*Exercise instructions:* Gather all lines with the word "wrench" in them.

*Material for the task:*
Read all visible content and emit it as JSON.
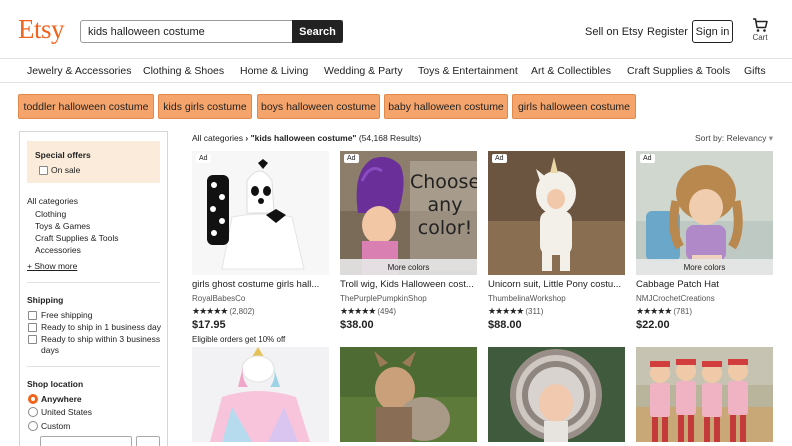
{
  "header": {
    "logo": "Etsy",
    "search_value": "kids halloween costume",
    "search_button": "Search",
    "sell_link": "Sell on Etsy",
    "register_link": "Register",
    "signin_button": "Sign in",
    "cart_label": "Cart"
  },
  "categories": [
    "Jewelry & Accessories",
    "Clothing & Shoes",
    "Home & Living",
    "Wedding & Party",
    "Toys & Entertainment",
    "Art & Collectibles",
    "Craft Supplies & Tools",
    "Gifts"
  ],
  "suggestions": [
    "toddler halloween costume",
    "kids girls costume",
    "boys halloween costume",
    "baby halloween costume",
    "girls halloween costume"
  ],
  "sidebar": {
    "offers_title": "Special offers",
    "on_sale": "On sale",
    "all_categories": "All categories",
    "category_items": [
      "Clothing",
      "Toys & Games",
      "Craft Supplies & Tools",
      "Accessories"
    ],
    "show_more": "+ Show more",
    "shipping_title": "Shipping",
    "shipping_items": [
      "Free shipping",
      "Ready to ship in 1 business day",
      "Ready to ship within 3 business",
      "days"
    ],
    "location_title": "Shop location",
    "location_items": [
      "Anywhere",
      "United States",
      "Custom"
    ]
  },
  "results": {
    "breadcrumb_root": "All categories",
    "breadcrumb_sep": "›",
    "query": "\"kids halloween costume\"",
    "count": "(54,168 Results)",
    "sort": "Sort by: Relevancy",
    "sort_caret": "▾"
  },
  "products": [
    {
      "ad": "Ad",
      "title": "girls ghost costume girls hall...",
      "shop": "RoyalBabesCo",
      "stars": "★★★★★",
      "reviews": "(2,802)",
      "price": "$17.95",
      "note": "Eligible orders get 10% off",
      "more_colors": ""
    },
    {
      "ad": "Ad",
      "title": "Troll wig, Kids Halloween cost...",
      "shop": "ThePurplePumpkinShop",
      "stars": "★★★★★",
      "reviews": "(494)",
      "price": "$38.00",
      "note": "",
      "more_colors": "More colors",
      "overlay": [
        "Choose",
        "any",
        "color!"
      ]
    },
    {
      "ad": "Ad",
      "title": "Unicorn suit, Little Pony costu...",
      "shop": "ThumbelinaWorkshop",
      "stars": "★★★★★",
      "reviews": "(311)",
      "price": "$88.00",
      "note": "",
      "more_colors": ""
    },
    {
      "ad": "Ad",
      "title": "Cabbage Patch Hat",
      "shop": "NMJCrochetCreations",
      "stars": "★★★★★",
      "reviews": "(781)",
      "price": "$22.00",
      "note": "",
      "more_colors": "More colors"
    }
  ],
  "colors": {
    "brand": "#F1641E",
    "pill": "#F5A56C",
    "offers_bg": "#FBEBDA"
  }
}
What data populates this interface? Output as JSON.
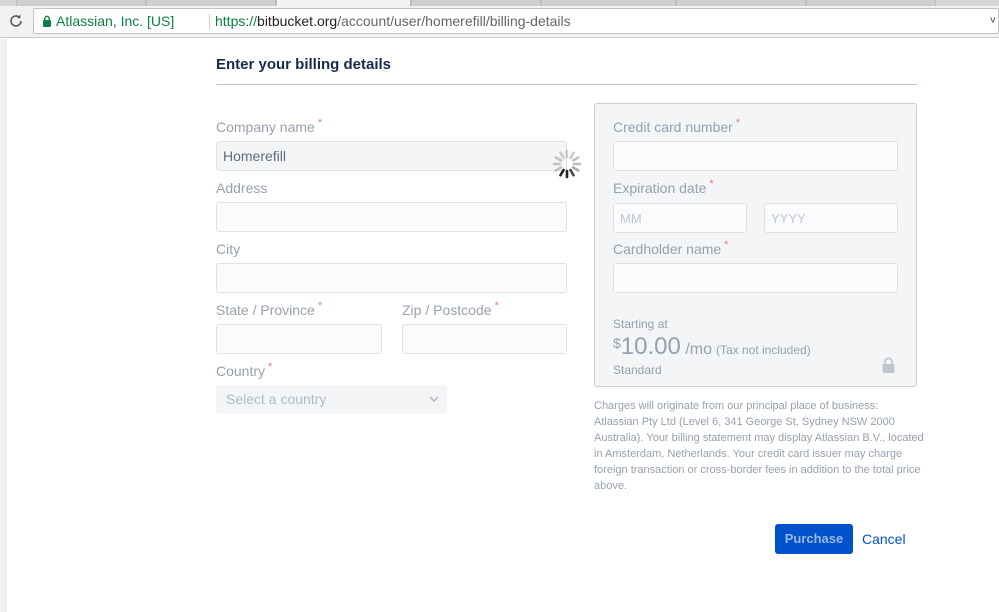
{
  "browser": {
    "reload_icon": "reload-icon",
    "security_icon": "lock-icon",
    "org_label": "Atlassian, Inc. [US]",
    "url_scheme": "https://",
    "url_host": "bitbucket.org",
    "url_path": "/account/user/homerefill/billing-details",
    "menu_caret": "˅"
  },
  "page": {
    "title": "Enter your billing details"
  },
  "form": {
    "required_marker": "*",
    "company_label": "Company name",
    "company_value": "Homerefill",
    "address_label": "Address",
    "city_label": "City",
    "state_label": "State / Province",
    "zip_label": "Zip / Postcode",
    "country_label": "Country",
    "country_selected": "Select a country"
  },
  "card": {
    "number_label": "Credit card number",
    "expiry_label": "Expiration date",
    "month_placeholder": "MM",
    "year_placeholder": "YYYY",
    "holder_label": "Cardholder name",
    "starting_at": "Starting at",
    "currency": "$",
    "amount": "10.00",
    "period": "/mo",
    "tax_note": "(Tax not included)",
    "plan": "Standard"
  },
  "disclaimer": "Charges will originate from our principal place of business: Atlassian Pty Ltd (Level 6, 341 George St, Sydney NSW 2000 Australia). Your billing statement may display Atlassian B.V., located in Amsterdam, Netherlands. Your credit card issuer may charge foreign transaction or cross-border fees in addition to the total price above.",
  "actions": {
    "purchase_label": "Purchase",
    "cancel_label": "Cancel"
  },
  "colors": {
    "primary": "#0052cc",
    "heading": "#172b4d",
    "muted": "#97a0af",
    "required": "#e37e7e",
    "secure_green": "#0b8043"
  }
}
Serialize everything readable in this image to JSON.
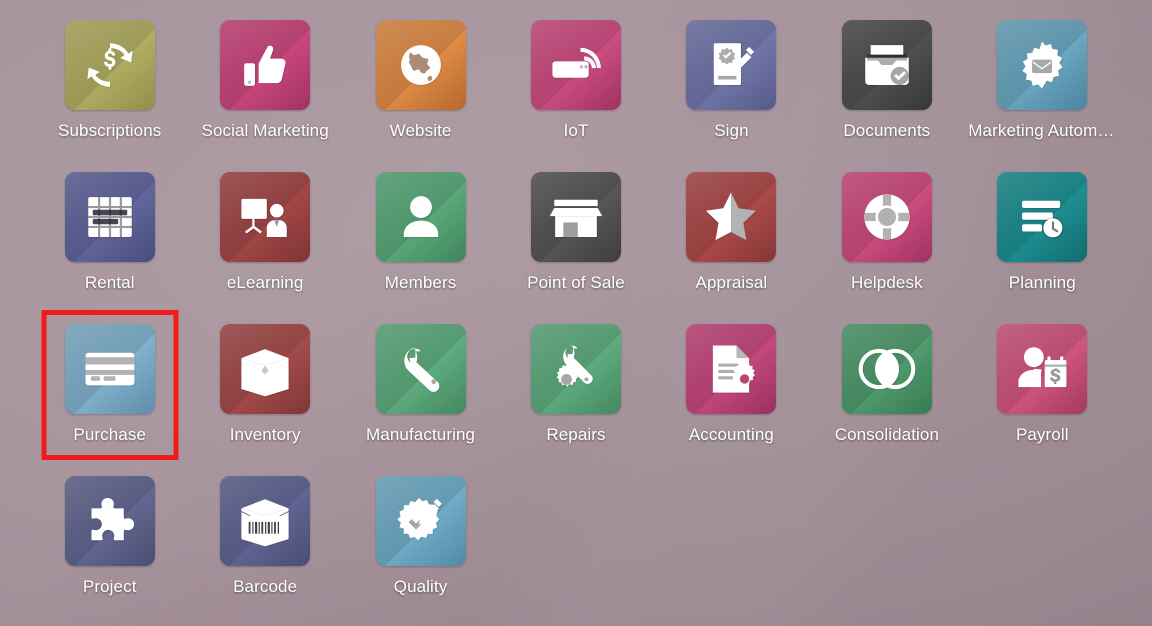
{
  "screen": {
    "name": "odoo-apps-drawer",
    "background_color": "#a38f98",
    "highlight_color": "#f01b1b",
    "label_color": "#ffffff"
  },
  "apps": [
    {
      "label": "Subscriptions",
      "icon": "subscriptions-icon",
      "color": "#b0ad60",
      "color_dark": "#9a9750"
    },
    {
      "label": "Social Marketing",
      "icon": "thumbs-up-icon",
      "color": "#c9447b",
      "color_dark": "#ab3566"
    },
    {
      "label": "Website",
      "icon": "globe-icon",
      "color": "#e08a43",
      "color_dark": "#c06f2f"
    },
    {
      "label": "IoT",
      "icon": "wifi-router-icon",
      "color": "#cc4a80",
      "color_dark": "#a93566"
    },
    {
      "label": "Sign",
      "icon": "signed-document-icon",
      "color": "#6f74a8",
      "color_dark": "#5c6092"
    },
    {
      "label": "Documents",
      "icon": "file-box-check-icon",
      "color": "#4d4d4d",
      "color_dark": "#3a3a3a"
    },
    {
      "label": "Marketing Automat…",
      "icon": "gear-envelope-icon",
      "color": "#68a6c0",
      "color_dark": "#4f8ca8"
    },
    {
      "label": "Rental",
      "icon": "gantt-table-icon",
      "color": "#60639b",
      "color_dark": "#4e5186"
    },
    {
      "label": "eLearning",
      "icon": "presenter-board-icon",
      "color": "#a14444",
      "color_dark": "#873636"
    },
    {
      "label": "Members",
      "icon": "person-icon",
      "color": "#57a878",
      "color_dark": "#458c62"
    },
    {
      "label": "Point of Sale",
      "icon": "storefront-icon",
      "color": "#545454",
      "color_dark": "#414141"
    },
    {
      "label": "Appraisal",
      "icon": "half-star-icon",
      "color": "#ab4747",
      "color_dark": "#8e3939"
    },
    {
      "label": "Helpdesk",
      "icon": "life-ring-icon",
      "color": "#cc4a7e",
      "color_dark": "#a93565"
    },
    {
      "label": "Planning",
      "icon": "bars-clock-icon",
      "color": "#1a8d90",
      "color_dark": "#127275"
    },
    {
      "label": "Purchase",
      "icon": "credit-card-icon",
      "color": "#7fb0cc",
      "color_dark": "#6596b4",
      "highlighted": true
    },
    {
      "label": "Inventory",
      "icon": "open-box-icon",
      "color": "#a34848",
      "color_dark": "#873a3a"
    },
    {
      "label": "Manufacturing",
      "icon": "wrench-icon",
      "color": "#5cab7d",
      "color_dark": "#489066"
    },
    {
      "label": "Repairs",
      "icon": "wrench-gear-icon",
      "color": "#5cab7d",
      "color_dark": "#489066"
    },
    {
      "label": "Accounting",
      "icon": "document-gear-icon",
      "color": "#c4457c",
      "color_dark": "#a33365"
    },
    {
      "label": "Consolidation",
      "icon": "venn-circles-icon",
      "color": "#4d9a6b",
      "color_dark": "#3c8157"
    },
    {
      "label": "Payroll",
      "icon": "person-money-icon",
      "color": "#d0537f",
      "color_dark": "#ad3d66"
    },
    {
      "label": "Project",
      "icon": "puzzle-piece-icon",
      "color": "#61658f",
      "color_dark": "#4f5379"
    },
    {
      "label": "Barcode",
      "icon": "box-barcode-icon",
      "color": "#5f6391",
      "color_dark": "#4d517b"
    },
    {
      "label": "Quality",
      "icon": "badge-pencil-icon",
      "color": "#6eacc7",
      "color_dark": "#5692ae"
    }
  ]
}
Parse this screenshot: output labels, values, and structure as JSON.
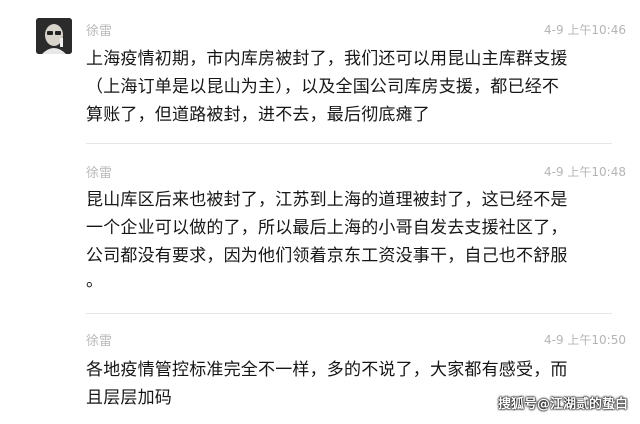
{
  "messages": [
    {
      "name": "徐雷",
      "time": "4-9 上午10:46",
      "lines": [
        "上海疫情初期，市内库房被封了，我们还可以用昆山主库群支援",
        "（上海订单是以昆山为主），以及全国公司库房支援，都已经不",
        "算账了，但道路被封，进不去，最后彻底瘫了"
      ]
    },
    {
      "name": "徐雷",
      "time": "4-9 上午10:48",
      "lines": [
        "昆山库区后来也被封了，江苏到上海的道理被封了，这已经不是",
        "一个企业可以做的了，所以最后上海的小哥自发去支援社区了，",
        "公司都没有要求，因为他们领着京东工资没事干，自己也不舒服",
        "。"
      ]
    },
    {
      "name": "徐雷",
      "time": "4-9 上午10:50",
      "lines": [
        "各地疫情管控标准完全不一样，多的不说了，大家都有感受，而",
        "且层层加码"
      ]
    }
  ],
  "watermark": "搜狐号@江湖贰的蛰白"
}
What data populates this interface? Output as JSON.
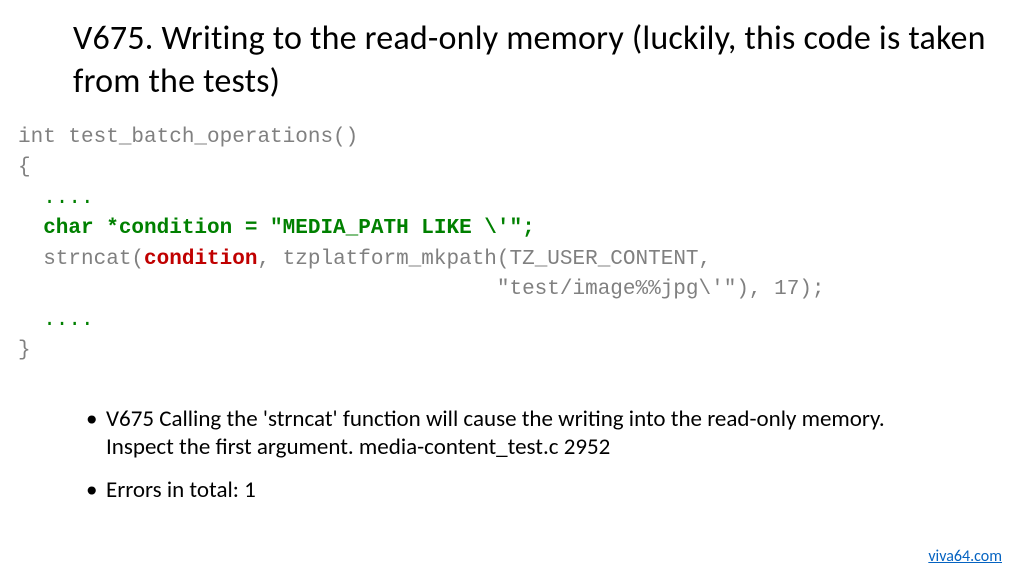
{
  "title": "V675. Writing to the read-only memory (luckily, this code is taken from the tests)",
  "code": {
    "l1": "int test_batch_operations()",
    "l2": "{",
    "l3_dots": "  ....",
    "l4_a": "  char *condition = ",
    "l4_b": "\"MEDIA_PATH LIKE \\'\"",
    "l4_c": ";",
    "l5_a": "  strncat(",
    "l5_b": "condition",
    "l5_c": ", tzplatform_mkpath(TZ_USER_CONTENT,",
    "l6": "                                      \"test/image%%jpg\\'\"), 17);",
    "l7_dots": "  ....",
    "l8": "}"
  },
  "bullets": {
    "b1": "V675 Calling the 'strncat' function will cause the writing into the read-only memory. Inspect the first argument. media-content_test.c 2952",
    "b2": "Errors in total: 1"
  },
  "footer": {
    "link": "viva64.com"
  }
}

*Answer to this problem:*
      "icon": "wrench-icon",
      "icon": "wrench-gear-icon",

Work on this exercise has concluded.